### Exercise description
Collect each line containing "name".

━━━ Records provided ━━━

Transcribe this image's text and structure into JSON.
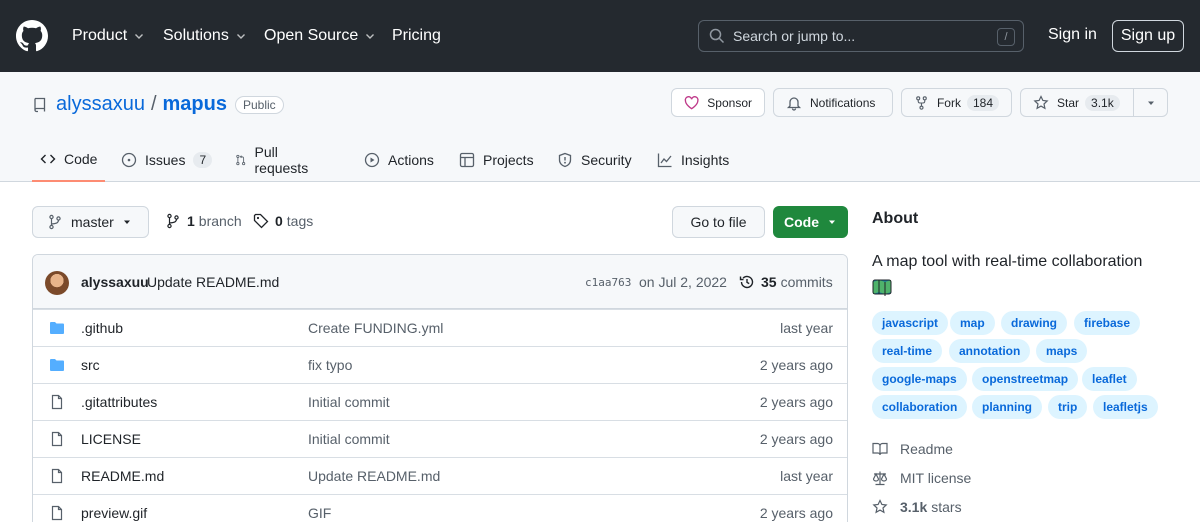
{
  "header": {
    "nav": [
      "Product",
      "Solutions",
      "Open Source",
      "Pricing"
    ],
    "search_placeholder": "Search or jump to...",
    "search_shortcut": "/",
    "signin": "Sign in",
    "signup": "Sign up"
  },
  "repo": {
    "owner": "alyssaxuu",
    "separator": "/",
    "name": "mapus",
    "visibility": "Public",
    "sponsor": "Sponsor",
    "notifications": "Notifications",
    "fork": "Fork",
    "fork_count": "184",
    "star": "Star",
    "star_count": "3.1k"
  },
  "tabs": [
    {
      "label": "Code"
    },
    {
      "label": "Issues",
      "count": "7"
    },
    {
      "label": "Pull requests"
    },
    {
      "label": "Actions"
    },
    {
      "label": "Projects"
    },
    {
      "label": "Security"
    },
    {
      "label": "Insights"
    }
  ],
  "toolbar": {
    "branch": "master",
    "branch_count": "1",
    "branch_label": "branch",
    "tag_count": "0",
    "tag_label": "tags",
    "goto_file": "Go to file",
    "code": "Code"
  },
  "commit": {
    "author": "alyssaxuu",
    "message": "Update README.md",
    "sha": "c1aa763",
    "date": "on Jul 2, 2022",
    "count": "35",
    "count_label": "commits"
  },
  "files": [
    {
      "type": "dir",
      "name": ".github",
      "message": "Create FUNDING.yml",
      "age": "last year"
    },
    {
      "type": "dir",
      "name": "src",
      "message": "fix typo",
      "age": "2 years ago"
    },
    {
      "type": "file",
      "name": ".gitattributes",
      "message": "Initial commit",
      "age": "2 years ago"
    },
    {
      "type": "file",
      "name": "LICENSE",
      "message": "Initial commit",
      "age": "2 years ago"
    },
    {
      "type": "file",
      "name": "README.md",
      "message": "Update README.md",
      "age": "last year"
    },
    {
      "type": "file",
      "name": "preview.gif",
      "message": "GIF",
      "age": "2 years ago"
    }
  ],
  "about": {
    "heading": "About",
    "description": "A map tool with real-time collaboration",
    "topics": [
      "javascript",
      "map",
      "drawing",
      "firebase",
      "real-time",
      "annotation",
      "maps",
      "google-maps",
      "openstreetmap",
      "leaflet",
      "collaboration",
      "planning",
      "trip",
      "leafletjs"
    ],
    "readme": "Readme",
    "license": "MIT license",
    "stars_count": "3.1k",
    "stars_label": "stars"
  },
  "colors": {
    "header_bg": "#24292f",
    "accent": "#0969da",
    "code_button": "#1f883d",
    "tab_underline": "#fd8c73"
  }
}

━━━
━━━ Records provided ━━━

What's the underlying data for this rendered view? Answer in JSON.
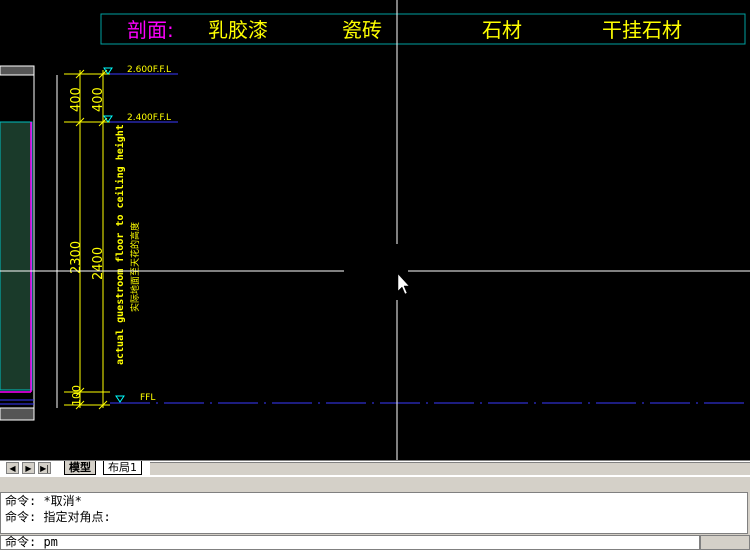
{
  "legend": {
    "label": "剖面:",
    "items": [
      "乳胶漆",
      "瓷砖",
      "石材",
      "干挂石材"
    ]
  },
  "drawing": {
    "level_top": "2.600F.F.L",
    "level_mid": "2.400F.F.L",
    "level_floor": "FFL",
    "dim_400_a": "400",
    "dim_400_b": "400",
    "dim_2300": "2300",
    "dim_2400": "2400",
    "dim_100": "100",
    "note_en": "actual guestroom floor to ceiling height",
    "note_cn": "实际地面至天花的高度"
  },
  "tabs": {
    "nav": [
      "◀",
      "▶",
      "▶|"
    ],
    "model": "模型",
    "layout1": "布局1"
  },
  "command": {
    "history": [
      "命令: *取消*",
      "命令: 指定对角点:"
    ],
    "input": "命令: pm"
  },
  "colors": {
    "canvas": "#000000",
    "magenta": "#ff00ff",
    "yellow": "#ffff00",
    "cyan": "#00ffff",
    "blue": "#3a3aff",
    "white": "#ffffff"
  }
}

━━━
━━━ Records provided ━━━

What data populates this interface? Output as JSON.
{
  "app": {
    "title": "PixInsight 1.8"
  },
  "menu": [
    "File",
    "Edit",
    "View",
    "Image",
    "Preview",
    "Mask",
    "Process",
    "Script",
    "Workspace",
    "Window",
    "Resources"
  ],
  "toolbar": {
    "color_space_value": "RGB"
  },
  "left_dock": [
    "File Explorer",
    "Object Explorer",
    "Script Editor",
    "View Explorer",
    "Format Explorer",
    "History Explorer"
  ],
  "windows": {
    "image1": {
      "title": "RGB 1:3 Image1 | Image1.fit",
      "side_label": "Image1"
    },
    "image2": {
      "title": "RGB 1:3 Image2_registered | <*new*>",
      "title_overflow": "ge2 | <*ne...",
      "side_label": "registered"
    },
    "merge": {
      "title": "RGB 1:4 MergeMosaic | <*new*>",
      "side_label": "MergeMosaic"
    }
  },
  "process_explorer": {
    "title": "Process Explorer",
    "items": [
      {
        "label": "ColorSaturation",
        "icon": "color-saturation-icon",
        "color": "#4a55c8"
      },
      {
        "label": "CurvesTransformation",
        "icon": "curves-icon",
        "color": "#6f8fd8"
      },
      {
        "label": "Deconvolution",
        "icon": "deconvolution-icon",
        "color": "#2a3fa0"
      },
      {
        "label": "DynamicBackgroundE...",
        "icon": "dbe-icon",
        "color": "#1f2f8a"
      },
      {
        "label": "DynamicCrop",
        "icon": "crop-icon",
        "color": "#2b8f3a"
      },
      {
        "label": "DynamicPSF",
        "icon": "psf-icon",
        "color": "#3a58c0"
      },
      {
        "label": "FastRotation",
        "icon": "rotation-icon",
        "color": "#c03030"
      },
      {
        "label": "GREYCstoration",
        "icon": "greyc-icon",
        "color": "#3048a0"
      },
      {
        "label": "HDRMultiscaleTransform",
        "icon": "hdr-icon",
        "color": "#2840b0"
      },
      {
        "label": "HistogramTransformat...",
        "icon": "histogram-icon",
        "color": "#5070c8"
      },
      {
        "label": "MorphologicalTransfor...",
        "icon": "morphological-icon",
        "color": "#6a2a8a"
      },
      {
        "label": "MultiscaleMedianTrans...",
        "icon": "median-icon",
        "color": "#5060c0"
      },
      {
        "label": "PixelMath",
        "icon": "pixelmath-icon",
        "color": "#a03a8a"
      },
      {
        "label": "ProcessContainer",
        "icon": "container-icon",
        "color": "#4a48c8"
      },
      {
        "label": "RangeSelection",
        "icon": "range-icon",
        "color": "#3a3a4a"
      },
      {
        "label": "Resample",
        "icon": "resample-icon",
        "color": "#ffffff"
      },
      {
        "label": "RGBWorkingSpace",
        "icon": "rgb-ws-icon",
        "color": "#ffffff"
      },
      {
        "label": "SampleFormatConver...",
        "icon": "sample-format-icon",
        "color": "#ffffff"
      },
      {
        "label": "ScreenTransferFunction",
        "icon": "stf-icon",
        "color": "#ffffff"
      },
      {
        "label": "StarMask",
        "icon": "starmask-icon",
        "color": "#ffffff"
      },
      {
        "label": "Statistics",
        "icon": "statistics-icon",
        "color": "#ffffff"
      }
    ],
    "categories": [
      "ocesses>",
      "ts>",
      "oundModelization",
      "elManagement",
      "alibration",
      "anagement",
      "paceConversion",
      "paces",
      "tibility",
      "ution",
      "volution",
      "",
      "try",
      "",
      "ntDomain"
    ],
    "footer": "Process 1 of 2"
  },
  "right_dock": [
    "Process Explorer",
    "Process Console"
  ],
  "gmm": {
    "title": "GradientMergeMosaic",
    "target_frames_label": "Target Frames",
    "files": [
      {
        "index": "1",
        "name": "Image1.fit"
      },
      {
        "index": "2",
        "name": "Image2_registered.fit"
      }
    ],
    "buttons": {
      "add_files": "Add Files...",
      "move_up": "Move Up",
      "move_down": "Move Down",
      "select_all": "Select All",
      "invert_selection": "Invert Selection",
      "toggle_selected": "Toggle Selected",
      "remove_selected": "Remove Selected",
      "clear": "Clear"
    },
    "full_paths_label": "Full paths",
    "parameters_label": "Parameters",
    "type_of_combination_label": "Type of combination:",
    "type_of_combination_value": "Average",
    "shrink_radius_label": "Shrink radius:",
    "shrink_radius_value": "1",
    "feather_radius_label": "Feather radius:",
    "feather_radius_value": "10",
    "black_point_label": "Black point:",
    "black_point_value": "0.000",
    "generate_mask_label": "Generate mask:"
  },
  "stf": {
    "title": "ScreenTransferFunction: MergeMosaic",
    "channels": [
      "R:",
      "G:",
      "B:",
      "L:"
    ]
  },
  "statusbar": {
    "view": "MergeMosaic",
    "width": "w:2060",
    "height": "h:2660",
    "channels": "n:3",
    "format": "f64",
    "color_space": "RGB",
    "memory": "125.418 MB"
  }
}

━━━

### Result of the task
    "name": "mapus",
      "name": ".github",
      "name": "src",
      "name": ".gitattributes",
      "name": "LICENSE",
      "name": "README.md",
      "name": "preview.gif",
        "name": "Image1.fit"
        "name": "Image2_registered.fit"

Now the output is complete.